_YOUR GOAL:_
Copy the items below word for word, from the first line through the line containing "monitor-placeholder-icon[interactable] [142, 331, 206, 377]", inclusive.

_RAW RECORDS:_

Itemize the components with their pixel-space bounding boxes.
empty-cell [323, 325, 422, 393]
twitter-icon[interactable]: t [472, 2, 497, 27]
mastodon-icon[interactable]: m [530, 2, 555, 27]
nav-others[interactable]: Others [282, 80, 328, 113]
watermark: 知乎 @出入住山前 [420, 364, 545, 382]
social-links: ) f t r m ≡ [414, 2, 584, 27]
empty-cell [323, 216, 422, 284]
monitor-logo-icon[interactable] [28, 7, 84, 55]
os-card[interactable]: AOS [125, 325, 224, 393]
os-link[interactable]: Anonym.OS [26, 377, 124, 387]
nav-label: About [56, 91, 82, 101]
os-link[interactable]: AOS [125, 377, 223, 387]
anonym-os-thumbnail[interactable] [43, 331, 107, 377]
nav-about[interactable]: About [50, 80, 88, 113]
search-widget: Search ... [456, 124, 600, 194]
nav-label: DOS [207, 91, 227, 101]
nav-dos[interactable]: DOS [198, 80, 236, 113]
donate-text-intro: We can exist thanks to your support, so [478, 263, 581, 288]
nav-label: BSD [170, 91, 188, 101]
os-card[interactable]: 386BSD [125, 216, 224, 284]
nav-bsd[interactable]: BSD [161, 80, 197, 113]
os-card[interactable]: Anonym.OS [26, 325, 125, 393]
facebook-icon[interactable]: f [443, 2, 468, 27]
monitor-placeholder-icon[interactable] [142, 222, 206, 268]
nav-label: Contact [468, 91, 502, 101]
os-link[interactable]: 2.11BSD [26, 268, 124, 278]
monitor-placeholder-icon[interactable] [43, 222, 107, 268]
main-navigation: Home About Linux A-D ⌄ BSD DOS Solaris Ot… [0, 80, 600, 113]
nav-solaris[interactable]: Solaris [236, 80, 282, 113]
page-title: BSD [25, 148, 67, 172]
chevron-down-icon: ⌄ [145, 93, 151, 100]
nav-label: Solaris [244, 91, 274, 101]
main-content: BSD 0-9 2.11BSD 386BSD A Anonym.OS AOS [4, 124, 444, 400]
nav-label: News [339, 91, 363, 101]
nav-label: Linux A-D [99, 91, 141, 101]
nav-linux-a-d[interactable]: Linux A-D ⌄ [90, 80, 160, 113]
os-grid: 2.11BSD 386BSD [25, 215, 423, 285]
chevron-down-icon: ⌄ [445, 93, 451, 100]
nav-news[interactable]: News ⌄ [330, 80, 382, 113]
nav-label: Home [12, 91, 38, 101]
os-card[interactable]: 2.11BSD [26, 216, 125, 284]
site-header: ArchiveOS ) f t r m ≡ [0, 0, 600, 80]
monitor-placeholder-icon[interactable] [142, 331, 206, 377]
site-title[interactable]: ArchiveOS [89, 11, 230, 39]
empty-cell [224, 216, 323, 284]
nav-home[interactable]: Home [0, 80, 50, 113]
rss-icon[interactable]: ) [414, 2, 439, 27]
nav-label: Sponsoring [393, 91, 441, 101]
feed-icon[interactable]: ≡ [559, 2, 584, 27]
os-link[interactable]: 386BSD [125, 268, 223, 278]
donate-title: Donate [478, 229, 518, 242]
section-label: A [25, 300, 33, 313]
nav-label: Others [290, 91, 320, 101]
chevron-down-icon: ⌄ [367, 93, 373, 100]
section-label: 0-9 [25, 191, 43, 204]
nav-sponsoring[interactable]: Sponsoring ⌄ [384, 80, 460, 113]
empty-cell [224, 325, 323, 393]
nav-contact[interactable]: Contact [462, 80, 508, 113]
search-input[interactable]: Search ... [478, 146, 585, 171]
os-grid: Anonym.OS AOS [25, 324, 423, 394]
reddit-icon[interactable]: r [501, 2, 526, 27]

_SOLVED PROBLEM:_
Itemize the components with their pixel-space bounding boxes.
empty-cell [323, 325, 422, 393]
twitter-icon[interactable]: t [472, 2, 497, 27]
mastodon-icon[interactable]: m [530, 2, 555, 27]
nav-others[interactable]: Others [282, 80, 328, 113]
watermark: 知乎 @出入住山前 [420, 364, 545, 382]
social-links: ) f t r m ≡ [414, 2, 584, 27]
empty-cell [323, 216, 422, 284]
monitor-logo-icon[interactable] [28, 7, 84, 55]
os-card[interactable]: AOS [125, 325, 224, 393]
os-link[interactable]: Anonym.OS [26, 377, 124, 387]
nav-label: About [56, 91, 82, 101]
os-link[interactable]: AOS [125, 377, 223, 387]
anonym-os-thumbnail[interactable] [43, 331, 107, 377]
nav-about[interactable]: About [50, 80, 88, 113]
search-widget: Search ... [456, 124, 600, 194]
nav-label: DOS [207, 91, 227, 101]
nav-dos[interactable]: DOS [198, 80, 236, 113]
donate-text-intro: We can exist thanks to your support, so [478, 263, 581, 288]
nav-label: BSD [170, 91, 188, 101]
os-card[interactable]: 386BSD [125, 216, 224, 284]
nav-bsd[interactable]: BSD [161, 80, 197, 113]
os-card[interactable]: Anonym.OS [26, 325, 125, 393]
facebook-icon[interactable]: f [443, 2, 468, 27]
monitor-placeholder-icon[interactable] [142, 222, 206, 268]
nav-label: Contact [468, 91, 502, 101]
os-link[interactable]: 2.11BSD [26, 268, 124, 278]
monitor-placeholder-icon[interactable] [43, 222, 107, 268]
main-navigation: Home About Linux A-D ⌄ BSD DOS Solaris Ot… [0, 80, 600, 113]
nav-solaris[interactable]: Solaris [236, 80, 282, 113]
page-title: BSD [25, 148, 67, 172]
chevron-down-icon: ⌄ [145, 93, 151, 100]
nav-label: Solaris [244, 91, 274, 101]
main-content: BSD 0-9 2.11BSD 386BSD A Anonym.OS AOS [4, 124, 444, 400]
nav-label: News [339, 91, 363, 101]
nav-label: Linux A-D [99, 91, 141, 101]
nav-linux-a-d[interactable]: Linux A-D ⌄ [90, 80, 160, 113]
os-grid: 2.11BSD 386BSD [25, 215, 423, 285]
chevron-down-icon: ⌄ [445, 93, 451, 100]
nav-news[interactable]: News ⌄ [330, 80, 382, 113]
nav-label: Home [12, 91, 38, 101]
os-card[interactable]: 2.11BSD [26, 216, 125, 284]
site-header: ArchiveOS ) f t r m ≡ [0, 0, 600, 80]
monitor-placeholder-icon[interactable] [142, 331, 206, 377]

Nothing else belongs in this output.